What is required
Select, from the data, each line where "frac" occurs.

[Collected data]

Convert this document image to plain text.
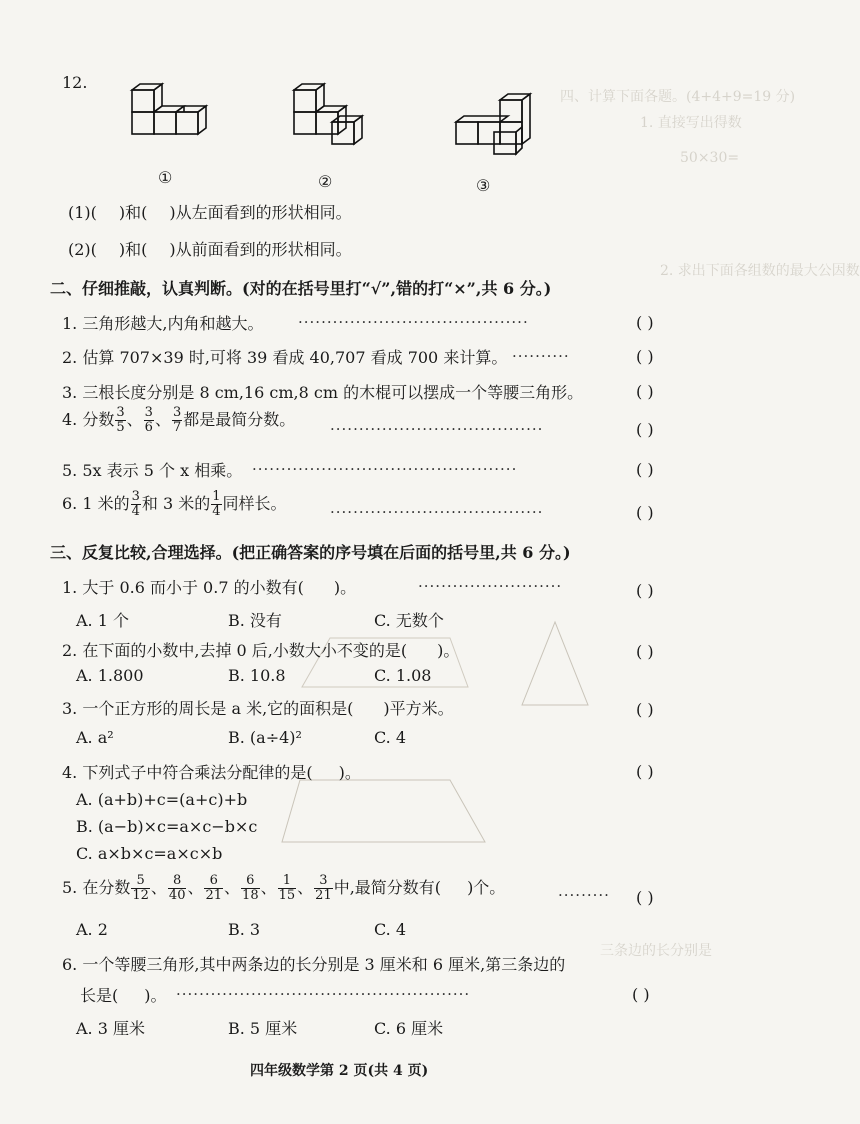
四、计算下面各题。(4+4+9=19 分)
1. 直接写出得数
50×30=
2. 求出下面各组数的最大公因数
三条边的长分别是
12.
①	②	③
(1)( )和( )从左面看到的形状相同。
(2)( )和( )从前面看到的形状相同。
二、仔细推敲，认真判断。(对的在括号里打“√”,错的打“×”,共 6 分。)
1. 三角形越大,内角和越大。 ········································	( )
2. 估算 707×39 时,可将 39 看成 40,707 看成 700 来计算。 ··········	( )
3. 三根长度分别是 8 cm,16 cm,8 cm 的木棍可以摆成一个等腰三角形。	( )
4. 分数 $\frac{3}{5}$ 、 $\frac{3}{6}$ 、 $\frac{3}{7}$ 都是最简分数。 ·····································	( )
5. 5x 表示 5 个 x 相乘。 ··············································	( )
6. 1 米的 $\frac{3}{4}$ 和 3 米的 $\frac{1}{4}$ 同样长。	·····································	( )
三、反复比较,合理选择。(把正确答案的序号填在后面的括号里,共 6 分。)
1. 大于 0.6 而小于 0.7 的小数有( )。	·························	( )
A. 1 个	B. 没有	C. 无数个
2. 在下面的小数中,去掉 0 后,小数大小不变的是( )。	( )
A. 1.800	B. 10.8	C. 1.08
3. 一个正方形的周长是 a 米,它的面积是( )平方米。	( )
A. a²	B. (a÷4)²	C. 4
4. 下列式子中符合乘法分配律的是( )。	( )
A. (a+b)+c=(a+c)+b
B. (a−b)×c=a×c−b×c
C. a×b×c=a×c×b
5. 在分数 $\frac{5}{12}$ 、 $\frac{8}{40}$ 、 $\frac{6}{21}$ 、 $\frac{6}{18}$ 、 $\frac{1}{15}$ 、 $\frac{3}{21}$ 中,最简分数有( )个。	········· ( )
A. 2	B. 3	C. 4
6. 一个等腰三角形,其中两条边的长分别是 3 厘米和 6 厘米,第三条边的
长是( )。 ···················································	( )
A. 3 厘米	B. 5 厘米	C. 6 厘米
四年级数学第 2 页(共 4 页)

The answer
4. 分数 $\frac{3}{5}$ 、 $\frac{3}{6}$ 、 $\frac{3}{7}$ 都是最简分数。 ·····································	( )
6. 1 米的 $\frac{3}{4}$ 和 3 米的 $\frac{1}{4}$ 同样长。	·····································	( )
5. 在分数 $\frac{5}{12}$ 、 $\frac{8}{40}$ 、 $\frac{6}{21}$ 、 $\frac{6}{18}$ 、 $\frac{1}{15}$ 、 $\frac{3}{21}$ 中,最简分数有( )个。	········· ( )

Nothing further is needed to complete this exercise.